* [Given entries]
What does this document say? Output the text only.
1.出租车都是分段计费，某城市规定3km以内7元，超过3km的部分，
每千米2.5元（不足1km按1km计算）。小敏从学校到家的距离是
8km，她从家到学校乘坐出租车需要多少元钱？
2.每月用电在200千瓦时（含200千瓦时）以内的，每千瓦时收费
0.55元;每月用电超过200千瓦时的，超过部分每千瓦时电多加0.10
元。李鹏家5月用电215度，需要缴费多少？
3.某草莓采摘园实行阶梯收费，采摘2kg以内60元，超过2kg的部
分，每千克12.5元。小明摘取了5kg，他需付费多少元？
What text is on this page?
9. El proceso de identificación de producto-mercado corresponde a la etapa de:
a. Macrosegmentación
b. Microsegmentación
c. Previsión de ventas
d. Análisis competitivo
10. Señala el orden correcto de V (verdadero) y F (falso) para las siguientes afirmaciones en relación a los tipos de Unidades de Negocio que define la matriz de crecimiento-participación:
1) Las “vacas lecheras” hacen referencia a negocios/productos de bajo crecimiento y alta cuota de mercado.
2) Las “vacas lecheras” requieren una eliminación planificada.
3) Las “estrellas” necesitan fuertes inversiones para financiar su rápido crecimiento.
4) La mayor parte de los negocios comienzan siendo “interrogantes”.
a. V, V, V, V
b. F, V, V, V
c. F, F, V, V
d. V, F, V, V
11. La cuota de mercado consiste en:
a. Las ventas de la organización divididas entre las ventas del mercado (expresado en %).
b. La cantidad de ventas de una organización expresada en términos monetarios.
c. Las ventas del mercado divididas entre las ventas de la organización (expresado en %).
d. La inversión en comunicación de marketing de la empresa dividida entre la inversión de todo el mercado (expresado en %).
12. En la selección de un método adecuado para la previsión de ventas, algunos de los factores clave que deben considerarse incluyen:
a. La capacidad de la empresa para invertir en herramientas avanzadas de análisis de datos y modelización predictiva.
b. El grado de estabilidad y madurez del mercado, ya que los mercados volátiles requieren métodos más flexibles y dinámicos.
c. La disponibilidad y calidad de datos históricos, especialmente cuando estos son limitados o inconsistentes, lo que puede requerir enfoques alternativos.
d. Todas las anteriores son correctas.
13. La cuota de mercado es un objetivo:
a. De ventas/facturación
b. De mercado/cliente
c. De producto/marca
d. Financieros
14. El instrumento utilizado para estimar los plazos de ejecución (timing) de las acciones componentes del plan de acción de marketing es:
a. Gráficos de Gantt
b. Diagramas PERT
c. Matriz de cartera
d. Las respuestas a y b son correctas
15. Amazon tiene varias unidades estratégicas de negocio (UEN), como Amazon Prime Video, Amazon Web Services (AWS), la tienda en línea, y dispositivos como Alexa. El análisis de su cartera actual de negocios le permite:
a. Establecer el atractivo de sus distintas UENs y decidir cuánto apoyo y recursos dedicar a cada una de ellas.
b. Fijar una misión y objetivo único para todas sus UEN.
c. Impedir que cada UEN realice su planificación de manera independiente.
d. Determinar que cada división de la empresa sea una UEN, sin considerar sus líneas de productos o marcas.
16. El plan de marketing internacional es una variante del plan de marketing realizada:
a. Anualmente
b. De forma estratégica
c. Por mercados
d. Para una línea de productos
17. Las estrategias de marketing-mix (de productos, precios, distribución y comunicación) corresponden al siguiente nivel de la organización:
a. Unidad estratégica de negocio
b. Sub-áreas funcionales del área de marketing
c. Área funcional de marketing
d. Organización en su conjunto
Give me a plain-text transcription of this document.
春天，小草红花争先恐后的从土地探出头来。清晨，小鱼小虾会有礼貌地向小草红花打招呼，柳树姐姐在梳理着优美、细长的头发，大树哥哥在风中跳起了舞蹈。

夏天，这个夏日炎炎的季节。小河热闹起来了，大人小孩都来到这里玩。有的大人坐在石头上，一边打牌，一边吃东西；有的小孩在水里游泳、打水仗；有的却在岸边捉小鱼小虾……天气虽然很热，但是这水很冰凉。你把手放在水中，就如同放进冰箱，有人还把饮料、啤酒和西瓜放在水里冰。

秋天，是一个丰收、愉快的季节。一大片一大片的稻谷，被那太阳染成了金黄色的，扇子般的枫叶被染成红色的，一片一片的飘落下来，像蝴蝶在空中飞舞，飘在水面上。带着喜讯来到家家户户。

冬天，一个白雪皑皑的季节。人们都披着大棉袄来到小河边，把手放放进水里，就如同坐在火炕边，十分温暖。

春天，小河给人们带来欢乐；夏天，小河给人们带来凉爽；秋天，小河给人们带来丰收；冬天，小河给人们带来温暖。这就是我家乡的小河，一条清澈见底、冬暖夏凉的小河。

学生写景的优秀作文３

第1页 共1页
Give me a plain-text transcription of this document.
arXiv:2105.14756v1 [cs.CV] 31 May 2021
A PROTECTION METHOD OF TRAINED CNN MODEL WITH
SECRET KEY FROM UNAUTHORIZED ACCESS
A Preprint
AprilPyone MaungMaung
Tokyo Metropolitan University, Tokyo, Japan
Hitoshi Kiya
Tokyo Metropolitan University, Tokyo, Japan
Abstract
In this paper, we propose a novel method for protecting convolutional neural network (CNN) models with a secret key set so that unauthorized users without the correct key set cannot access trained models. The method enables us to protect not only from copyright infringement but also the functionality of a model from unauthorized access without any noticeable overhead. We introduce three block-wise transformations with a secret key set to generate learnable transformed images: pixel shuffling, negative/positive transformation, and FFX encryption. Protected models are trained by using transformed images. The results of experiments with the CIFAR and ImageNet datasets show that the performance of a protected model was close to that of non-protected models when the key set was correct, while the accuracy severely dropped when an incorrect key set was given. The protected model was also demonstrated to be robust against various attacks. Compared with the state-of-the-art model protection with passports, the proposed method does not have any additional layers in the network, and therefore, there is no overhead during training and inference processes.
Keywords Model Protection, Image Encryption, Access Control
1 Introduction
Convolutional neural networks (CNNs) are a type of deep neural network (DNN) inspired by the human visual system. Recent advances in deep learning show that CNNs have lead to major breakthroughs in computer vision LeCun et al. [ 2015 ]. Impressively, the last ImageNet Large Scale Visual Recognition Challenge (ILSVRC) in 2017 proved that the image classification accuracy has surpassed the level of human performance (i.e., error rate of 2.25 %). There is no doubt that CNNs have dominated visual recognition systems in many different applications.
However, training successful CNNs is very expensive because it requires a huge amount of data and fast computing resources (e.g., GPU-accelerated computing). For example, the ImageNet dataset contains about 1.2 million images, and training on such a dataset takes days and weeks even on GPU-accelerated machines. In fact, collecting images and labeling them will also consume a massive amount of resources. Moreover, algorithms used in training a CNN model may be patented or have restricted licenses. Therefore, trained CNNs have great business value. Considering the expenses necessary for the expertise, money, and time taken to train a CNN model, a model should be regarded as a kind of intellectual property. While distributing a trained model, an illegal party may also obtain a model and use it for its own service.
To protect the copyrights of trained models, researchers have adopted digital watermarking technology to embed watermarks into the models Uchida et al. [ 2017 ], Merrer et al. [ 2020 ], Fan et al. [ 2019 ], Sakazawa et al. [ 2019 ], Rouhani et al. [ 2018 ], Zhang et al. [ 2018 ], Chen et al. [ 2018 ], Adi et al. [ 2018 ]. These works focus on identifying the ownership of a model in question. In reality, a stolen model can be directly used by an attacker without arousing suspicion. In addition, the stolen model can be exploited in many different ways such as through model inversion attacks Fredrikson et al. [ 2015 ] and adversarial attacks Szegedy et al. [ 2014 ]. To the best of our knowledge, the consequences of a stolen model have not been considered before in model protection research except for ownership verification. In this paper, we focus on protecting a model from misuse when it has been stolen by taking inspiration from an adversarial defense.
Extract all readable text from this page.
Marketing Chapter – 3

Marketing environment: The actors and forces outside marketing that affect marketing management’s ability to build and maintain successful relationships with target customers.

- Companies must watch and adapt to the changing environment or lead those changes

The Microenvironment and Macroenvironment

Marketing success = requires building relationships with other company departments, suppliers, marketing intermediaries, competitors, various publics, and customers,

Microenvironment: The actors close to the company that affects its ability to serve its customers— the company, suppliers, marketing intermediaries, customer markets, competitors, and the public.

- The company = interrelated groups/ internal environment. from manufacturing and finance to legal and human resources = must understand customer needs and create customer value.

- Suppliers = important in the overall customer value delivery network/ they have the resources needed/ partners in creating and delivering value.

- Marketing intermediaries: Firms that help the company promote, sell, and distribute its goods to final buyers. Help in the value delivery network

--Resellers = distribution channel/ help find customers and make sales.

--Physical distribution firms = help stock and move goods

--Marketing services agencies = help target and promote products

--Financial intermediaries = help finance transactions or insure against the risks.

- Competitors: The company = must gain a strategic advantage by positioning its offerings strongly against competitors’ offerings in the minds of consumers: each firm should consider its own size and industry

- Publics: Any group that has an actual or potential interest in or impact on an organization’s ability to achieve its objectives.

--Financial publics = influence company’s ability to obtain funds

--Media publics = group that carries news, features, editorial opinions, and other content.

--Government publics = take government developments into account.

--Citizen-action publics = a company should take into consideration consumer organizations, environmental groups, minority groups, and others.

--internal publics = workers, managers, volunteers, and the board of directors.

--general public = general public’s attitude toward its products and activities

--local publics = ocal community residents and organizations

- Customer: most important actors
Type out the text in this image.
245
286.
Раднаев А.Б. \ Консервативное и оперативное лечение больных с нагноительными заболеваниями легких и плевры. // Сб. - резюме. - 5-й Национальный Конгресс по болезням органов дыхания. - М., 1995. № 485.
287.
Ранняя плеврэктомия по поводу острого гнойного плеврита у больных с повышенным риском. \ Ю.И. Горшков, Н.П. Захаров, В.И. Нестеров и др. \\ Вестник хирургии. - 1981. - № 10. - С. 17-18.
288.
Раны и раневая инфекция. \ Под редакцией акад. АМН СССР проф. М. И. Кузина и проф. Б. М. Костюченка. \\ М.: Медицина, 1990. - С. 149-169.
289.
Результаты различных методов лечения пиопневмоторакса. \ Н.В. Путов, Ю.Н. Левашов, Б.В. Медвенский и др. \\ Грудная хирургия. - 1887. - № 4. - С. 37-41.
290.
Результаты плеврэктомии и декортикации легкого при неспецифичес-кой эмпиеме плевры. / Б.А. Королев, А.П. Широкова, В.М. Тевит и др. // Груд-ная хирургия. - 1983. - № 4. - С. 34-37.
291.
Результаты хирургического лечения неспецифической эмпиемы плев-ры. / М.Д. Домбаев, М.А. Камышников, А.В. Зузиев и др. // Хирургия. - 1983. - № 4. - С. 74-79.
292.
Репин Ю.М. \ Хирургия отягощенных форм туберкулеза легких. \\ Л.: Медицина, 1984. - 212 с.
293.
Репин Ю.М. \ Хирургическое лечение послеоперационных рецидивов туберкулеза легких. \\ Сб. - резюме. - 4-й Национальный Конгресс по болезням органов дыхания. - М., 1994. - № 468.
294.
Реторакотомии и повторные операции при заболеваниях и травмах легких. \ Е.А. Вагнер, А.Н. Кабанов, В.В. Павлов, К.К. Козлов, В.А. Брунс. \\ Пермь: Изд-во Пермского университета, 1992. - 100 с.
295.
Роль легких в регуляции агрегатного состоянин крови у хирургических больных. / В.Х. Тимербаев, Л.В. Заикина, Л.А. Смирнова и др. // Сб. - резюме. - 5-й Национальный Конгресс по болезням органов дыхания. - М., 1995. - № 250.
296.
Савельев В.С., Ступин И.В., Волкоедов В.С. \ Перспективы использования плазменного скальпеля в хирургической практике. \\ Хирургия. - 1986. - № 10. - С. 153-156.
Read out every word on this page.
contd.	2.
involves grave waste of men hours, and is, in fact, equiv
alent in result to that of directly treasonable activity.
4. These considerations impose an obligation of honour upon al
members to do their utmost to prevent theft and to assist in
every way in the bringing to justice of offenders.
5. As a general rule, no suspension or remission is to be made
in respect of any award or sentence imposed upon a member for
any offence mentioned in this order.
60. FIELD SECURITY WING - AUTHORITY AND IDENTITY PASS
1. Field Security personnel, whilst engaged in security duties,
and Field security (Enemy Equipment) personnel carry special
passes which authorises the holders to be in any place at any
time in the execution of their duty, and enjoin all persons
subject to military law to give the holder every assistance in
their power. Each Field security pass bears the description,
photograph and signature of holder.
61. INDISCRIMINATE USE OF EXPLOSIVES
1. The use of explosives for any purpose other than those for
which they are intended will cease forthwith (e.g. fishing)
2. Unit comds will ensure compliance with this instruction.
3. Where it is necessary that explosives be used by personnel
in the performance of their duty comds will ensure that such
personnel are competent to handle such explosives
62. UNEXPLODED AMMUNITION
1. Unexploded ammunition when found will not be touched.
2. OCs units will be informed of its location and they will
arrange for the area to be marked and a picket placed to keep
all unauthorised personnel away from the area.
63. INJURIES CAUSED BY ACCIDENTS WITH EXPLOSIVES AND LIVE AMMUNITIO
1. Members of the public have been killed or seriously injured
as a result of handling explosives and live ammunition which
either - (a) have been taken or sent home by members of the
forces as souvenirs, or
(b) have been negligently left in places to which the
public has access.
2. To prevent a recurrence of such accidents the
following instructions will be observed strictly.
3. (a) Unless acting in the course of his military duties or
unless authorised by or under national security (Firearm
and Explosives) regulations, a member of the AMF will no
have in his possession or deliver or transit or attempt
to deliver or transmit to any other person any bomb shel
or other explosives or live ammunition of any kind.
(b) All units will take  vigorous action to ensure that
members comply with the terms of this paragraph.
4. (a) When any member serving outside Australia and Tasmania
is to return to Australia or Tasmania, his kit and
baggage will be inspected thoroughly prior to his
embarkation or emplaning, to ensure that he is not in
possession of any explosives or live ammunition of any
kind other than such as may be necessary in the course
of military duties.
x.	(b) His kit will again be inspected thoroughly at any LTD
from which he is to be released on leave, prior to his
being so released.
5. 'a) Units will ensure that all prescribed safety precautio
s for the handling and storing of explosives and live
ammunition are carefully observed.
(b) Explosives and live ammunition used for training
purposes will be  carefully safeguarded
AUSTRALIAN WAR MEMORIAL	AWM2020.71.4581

* [Do this]
Read the lines above. Gather those in which the string "negocios" is found.

* [Exercise answer]
1) Las “vacas lecheras” hacen referencia a negocios/productos de bajo crecimiento y alta cuota de mercado.
4) La mayor parte de los negocios comienzan siendo “interrogantes”.
15. Amazon tiene varias unidades estratégicas de negocio (UEN), como Amazon Prime Video, Amazon Web Services (AWS), la tienda en línea, y dispositivos como Alexa. El análisis de su cartera actual de negocios le permite:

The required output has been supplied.